Stated goal
Don't copy the pictures; return every other part of the records exactly.

========

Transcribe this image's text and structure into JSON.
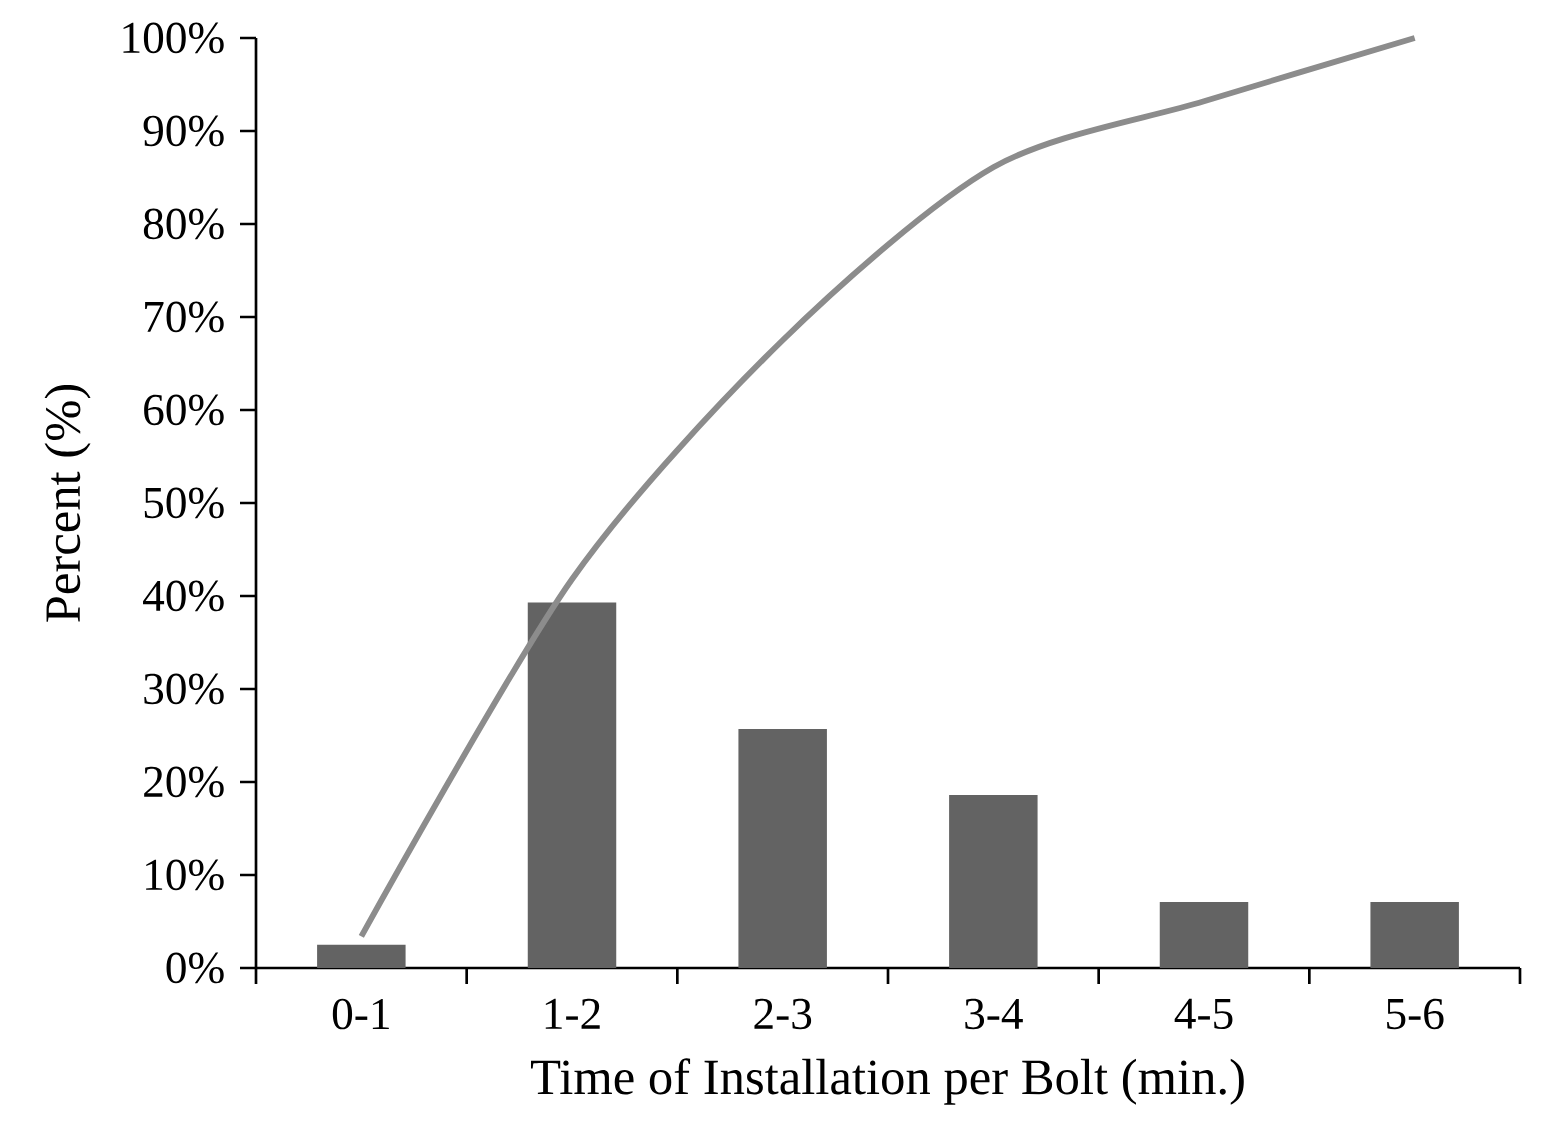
{
  "chart_data": {
    "type": "bar",
    "xlabel": "Time of Installation per Bolt (min.)",
    "ylabel": "Percent (%)",
    "categories": [
      "0-1",
      "1-2",
      "2-3",
      "3-4",
      "4-5",
      "5-6"
    ],
    "series": [
      {
        "color": "#636363",
        "values": [
          2.5,
          39.3,
          25.7,
          18.6,
          7.1,
          7.1
        ]
      },
      {
        "type": "line",
        "color": "#8c8c8c",
        "values": [
          3.4,
          41.8,
          67.5,
          86.1,
          93.2,
          100
        ]
      }
    ],
    "ylim": [
      0,
      100
    ],
    "yticks": [
      {
        "value": 0,
        "label": "0%"
      },
      {
        "value": 10,
        "label": "10%"
      },
      {
        "value": 20,
        "label": "20%"
      },
      {
        "value": 30,
        "label": "30%"
      },
      {
        "value": 40,
        "label": "40%"
      },
      {
        "value": 50,
        "label": "50%"
      },
      {
        "value": 60,
        "label": "60%"
      },
      {
        "value": 70,
        "label": "70%"
      },
      {
        "value": 80,
        "label": "80%"
      },
      {
        "value": 90,
        "label": "90%"
      },
      {
        "value": 100,
        "label": "100%"
      }
    ],
    "grid": false,
    "marker": "none",
    "line_style": "solid"
  }
}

========

Full answer
Transcribe this image's text and structure into JSON.
{
  "chart_data": {
    "type": "bar",
    "xlabel": "Time of Installation per Bolt (min.)",
    "ylabel": "Percent (%)",
    "categories": [
      "0-1",
      "1-2",
      "2-3",
      "3-4",
      "4-5",
      "5-6"
    ],
    "series": [
      {
        "color": "#636363",
        "values": [
          2.5,
          39.3,
          25.7,
          18.6,
          7.1,
          7.1
        ]
      },
      {
        "type": "line",
        "color": "#8c8c8c",
        "values": [
          3.4,
          41.8,
          67.5,
          86.1,
          93.2,
          100
        ]
      }
    ],
    "ylim": [
      0,
      100
    ],
    "yticks": [
      {
        "value": 0,
        "label": "0%"
      },
      {
        "value": 10,
        "label": "10%"
      },
      {
        "value": 20,
        "label": "20%"
      },
      {
        "value": 30,
        "label": "30%"
      },
      {
        "value": 40,
        "label": "40%"
      },
      {
        "value": 50,
        "label": "50%"
      },
      {
        "value": 60,
        "label": "60%"
      },
      {
        "value": 70,
        "label": "70%"
      },
      {
        "value": 80,
        "label": "80%"
      },
      {
        "value": 90,
        "label": "90%"
      },
      {
        "value": 100,
        "label": "100%"
      }
    ],
    "grid": false,
    "marker": "none",
    "line_style": "solid"
  }
}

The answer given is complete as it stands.